#### [Directions for this task]
Find the string "xlabel" in the listing and report every line that has it.

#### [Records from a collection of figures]
.....

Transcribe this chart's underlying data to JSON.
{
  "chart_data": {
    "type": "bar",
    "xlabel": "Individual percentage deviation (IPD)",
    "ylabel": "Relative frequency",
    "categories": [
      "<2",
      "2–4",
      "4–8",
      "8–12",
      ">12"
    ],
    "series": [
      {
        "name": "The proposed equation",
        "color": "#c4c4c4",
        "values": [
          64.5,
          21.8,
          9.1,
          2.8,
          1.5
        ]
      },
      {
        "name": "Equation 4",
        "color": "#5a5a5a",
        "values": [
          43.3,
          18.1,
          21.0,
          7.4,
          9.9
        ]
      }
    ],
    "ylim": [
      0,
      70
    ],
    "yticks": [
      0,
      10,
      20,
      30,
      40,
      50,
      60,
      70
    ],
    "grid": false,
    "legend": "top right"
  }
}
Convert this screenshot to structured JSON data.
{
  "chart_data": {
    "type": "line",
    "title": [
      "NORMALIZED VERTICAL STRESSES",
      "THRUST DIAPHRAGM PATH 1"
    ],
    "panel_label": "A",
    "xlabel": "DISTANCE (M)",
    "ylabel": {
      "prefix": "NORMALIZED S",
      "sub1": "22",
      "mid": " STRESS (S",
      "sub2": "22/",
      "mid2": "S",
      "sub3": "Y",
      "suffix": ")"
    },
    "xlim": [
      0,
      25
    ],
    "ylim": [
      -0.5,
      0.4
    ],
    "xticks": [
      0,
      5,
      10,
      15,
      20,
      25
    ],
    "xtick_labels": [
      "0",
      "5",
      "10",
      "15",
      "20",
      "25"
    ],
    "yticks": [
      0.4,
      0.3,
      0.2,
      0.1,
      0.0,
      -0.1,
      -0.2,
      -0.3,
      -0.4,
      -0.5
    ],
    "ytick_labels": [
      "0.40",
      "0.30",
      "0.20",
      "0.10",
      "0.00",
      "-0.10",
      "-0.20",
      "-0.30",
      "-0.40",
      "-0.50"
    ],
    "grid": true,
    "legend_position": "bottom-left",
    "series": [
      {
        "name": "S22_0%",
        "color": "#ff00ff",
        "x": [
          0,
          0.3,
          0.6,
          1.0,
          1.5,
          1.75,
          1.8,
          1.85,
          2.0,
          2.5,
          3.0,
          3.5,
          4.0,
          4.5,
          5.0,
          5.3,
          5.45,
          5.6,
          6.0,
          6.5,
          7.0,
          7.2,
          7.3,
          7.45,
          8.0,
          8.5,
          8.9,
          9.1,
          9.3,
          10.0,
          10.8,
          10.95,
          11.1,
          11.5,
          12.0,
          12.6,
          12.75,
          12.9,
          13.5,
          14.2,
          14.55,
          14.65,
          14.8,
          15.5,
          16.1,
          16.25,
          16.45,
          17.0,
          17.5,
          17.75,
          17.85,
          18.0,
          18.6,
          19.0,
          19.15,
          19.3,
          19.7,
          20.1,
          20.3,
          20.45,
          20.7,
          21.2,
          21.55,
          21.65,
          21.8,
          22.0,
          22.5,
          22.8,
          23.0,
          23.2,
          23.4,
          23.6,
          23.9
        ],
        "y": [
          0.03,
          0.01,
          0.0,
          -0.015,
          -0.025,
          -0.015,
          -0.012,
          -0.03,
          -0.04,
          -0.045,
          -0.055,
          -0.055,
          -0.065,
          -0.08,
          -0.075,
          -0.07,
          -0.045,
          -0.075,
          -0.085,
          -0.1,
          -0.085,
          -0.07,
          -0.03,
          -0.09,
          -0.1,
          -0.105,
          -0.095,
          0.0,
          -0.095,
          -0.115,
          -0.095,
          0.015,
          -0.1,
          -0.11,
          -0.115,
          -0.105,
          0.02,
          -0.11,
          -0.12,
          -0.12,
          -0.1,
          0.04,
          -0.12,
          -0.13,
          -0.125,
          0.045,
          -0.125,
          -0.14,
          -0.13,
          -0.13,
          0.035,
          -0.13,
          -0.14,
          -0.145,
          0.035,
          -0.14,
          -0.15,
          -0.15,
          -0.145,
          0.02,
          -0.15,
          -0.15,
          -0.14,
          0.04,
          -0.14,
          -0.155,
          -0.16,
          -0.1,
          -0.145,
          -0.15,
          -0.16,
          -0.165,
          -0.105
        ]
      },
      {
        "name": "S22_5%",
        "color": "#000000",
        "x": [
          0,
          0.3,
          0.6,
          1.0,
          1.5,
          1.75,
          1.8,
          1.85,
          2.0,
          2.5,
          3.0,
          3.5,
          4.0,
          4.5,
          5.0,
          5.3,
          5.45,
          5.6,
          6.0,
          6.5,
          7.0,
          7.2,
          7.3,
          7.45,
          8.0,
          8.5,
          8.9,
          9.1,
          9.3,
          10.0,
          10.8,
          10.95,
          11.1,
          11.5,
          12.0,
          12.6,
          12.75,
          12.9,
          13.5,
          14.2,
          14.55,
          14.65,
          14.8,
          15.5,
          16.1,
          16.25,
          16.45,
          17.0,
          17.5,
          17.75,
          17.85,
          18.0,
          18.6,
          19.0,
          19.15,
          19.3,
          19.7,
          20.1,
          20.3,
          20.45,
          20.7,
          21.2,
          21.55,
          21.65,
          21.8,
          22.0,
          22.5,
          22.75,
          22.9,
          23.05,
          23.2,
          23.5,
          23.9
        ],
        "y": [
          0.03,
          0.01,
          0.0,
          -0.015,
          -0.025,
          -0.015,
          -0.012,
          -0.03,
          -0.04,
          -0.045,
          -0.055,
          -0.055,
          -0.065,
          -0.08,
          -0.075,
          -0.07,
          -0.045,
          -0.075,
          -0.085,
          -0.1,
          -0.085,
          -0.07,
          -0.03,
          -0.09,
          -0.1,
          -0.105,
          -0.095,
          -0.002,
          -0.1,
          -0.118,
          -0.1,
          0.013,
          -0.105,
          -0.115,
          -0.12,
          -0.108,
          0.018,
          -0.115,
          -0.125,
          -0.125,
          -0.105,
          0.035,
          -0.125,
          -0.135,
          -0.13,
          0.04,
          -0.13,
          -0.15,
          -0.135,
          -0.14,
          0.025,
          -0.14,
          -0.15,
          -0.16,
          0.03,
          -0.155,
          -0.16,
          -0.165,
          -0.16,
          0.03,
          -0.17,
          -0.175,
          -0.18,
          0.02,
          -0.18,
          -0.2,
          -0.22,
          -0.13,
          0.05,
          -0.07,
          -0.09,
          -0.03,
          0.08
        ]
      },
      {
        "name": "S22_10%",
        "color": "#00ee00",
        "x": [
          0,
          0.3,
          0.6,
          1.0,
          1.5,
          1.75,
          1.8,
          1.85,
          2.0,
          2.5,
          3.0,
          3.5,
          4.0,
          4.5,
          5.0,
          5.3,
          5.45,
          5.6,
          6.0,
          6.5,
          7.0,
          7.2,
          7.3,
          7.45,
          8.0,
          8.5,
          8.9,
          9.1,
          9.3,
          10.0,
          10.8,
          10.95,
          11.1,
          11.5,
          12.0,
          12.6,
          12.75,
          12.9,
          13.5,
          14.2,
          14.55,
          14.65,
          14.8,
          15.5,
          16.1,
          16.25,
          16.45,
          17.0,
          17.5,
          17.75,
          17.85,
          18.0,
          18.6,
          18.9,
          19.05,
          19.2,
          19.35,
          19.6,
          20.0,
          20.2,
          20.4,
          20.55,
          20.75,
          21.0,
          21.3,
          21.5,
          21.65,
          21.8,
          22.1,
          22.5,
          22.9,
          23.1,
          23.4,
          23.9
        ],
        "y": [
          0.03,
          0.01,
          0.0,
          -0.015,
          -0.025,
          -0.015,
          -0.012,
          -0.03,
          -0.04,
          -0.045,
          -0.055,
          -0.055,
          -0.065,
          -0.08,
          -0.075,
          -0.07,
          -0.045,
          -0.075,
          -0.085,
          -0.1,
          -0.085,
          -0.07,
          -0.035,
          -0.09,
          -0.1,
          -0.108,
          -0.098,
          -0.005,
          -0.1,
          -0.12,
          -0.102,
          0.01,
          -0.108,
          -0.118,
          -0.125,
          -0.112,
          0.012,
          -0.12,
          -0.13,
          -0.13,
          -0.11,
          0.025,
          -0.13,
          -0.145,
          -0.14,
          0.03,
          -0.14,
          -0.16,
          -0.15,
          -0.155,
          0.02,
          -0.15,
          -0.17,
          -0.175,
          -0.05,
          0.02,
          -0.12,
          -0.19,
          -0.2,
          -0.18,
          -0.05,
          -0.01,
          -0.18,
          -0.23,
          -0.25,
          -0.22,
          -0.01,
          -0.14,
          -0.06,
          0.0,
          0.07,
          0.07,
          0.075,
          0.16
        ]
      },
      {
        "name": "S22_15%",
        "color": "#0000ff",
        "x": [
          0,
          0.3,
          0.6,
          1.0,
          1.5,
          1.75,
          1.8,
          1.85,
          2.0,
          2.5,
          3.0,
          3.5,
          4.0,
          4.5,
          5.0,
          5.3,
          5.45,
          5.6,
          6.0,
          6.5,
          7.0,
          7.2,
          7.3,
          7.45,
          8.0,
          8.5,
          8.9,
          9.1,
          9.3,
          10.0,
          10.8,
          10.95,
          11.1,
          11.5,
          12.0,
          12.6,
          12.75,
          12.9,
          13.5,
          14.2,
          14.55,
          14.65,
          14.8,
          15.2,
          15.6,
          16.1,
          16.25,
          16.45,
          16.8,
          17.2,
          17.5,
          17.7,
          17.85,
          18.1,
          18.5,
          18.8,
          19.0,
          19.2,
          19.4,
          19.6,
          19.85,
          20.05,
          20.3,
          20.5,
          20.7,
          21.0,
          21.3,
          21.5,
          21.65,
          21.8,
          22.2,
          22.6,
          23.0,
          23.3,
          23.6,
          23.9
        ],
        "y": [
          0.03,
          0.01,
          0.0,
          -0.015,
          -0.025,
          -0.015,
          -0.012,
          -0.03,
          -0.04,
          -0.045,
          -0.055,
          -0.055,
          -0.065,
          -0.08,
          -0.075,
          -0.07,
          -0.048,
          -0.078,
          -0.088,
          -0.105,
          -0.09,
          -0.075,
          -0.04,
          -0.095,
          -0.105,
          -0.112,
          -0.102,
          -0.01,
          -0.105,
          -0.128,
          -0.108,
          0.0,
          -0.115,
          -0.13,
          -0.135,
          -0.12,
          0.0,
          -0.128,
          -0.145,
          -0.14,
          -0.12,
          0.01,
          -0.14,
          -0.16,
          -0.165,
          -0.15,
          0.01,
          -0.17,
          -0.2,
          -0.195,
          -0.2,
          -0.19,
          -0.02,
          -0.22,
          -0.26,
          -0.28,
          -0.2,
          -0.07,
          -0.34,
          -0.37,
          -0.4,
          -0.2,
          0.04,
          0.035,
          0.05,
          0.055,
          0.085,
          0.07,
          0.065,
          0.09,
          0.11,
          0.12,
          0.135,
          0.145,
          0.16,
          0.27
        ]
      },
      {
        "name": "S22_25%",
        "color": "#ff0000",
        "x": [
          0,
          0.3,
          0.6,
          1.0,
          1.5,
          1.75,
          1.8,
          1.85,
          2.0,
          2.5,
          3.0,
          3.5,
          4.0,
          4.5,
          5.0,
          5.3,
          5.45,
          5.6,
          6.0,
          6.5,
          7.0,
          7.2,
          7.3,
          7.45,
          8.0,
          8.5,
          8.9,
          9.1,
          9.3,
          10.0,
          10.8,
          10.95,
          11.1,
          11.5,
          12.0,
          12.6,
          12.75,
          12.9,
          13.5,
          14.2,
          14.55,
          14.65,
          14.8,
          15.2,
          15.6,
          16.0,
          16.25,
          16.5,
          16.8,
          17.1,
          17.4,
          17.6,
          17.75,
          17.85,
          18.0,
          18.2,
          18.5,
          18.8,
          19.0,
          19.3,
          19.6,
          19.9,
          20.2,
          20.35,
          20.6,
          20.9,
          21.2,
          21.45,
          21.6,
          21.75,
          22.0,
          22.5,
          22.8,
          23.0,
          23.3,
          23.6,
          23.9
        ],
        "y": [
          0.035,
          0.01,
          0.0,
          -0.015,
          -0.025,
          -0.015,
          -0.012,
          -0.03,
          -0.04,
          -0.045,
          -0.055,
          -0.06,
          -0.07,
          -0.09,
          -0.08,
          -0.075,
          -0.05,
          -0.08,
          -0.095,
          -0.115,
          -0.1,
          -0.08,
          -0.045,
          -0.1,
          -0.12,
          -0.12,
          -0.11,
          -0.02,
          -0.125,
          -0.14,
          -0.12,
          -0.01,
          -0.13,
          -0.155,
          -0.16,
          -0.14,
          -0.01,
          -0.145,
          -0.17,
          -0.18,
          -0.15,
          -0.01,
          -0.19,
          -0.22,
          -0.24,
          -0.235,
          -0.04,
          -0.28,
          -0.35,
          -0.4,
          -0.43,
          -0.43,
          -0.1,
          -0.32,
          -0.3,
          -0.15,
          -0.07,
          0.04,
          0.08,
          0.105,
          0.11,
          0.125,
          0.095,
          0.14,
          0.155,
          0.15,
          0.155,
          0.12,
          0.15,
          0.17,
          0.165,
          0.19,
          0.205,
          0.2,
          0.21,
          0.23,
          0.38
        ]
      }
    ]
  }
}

.....

#### [The answer]
    "xlabel": "Individual percentage deviation (IPD)",
    "xlabel": "DISTANCE (M)",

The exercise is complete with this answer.